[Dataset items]
·····
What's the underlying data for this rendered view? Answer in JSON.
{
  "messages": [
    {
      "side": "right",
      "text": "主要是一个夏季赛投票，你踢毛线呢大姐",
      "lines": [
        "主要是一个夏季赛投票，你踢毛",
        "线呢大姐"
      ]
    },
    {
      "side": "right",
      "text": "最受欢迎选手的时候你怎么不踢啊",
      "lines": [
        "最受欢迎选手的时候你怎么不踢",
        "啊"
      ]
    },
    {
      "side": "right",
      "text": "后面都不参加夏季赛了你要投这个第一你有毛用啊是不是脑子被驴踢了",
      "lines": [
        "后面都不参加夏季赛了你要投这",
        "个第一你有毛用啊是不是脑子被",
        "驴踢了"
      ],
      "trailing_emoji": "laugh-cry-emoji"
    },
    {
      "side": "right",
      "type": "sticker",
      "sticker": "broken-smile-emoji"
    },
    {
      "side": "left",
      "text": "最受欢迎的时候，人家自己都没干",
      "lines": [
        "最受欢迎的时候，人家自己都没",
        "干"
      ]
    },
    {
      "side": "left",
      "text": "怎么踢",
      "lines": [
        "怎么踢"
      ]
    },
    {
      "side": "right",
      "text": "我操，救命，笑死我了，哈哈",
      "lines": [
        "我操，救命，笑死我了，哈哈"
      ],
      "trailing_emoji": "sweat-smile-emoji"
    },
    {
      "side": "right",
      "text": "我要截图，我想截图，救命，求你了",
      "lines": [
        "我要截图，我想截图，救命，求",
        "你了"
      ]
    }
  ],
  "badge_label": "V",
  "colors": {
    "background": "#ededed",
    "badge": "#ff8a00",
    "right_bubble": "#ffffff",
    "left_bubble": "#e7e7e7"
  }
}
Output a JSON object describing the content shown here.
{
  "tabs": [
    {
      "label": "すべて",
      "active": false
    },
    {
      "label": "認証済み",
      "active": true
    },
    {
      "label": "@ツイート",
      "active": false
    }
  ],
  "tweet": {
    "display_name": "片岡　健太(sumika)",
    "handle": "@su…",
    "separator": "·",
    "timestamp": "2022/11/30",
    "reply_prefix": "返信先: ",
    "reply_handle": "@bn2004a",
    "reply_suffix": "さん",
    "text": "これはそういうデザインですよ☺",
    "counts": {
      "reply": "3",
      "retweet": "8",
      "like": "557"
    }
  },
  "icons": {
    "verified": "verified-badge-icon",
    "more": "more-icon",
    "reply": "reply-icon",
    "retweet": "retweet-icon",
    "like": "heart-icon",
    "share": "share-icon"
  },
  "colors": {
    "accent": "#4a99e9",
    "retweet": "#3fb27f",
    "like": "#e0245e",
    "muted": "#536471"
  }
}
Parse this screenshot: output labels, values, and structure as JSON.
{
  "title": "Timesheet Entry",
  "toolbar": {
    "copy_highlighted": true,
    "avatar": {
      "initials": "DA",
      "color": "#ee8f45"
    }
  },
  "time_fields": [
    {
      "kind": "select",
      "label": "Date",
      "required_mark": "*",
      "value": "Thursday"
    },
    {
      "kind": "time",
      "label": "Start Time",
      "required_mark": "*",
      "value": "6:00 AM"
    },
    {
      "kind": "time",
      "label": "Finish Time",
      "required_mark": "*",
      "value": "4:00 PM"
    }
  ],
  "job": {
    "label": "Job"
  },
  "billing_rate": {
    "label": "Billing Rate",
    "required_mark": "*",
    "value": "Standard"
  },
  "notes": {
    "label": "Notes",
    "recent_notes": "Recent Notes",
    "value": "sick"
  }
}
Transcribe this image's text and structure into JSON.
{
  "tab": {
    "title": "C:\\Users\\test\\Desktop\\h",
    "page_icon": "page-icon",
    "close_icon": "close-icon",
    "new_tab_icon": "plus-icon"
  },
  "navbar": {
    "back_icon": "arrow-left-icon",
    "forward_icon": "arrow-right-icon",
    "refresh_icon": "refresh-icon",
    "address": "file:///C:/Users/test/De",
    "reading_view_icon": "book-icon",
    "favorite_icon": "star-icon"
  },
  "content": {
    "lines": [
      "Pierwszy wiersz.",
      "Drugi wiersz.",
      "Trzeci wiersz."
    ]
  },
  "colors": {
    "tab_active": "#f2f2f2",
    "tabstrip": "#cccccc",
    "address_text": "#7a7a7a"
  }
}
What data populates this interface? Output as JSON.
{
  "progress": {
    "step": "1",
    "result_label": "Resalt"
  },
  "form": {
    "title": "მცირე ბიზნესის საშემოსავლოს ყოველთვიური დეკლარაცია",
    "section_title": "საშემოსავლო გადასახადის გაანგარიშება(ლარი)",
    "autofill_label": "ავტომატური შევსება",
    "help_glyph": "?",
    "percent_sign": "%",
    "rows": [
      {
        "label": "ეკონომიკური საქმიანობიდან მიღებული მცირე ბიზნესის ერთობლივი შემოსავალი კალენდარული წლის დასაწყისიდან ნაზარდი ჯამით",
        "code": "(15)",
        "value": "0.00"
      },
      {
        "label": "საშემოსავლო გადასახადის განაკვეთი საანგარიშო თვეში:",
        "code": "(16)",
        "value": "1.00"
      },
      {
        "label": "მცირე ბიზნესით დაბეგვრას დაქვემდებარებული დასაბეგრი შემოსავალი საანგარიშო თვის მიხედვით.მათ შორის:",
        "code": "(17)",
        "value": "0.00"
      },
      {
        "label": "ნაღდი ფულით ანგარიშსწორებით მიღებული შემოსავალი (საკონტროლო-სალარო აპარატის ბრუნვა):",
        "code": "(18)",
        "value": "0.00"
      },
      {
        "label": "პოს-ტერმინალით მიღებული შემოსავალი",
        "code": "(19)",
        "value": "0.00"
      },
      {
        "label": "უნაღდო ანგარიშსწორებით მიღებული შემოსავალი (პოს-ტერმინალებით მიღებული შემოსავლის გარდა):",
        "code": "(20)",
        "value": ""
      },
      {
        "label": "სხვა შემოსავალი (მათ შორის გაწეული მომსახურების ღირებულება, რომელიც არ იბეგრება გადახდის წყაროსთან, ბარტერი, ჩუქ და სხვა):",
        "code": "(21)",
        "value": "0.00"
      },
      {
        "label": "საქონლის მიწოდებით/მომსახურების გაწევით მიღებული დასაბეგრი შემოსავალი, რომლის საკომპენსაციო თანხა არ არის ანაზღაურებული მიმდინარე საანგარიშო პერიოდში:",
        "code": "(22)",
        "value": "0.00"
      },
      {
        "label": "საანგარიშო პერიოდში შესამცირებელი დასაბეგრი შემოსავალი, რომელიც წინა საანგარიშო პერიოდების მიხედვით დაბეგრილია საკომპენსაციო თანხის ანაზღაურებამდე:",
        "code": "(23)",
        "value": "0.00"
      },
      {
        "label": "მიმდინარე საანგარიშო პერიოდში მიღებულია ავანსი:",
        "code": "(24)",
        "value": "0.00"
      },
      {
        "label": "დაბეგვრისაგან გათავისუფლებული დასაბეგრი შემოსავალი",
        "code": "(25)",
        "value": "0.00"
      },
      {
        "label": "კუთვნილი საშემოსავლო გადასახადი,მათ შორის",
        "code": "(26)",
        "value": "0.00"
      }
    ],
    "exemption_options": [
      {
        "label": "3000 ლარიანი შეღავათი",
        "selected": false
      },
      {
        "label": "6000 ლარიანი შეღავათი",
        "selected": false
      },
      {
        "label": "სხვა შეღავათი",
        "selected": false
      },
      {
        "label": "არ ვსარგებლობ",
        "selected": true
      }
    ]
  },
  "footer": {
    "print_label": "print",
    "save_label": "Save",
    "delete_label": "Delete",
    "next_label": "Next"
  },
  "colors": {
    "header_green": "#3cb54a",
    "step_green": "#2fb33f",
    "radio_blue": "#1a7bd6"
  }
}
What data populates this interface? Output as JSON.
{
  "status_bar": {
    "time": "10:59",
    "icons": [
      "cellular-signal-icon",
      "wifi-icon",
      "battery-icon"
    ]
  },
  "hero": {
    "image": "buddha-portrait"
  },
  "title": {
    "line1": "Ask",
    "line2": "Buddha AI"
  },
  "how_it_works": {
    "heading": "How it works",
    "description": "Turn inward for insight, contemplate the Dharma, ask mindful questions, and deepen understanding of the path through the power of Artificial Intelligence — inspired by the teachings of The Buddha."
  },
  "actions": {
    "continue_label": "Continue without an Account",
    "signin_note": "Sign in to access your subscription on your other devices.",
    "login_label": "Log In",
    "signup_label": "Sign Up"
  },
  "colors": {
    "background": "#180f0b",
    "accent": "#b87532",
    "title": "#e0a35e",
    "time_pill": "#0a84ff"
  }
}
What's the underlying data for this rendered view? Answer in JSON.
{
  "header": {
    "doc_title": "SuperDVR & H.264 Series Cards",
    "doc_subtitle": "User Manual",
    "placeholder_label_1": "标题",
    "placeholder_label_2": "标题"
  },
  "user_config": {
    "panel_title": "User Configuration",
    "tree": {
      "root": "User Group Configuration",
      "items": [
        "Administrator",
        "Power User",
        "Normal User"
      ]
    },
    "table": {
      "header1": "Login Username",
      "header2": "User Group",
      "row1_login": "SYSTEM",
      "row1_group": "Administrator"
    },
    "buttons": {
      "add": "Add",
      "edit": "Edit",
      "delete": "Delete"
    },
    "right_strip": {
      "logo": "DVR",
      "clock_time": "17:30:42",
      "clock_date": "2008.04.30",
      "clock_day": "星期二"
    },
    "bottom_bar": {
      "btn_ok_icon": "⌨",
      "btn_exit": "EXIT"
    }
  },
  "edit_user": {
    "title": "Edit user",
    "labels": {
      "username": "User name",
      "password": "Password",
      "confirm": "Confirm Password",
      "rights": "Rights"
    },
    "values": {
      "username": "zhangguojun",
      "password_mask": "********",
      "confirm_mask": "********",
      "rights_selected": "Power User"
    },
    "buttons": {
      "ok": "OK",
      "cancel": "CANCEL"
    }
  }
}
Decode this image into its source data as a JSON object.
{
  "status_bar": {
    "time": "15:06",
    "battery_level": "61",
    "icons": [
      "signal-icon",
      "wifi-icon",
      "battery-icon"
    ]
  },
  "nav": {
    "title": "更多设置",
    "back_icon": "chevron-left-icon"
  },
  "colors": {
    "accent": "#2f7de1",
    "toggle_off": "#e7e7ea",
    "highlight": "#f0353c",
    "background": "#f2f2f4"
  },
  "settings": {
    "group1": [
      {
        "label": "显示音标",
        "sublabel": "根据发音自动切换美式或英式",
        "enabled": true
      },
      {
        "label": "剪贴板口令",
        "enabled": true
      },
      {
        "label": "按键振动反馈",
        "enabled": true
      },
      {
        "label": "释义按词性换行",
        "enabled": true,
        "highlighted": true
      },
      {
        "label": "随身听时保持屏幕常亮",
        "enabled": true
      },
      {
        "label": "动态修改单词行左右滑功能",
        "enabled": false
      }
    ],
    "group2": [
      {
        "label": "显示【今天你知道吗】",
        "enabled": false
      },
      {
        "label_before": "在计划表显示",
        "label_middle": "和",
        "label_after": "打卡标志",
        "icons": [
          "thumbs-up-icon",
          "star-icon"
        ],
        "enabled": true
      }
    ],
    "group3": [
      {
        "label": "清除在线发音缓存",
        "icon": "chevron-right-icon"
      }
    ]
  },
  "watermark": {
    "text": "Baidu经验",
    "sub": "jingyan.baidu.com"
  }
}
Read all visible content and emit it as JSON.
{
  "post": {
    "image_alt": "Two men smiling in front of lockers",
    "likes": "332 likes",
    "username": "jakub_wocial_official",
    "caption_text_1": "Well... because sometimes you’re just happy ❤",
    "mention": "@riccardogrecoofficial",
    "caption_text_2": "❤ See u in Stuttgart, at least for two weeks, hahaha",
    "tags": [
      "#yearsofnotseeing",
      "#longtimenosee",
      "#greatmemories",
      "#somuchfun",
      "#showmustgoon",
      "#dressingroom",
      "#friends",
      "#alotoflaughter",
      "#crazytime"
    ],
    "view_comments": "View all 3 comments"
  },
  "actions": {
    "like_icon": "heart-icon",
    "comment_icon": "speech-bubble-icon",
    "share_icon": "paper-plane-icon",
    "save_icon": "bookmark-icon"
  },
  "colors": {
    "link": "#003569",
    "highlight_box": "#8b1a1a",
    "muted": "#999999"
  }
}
·····
**Exercise requirements:** Only a number is needed: how many lines of the material above contain "შორის"?

**Result of the exercise:** 3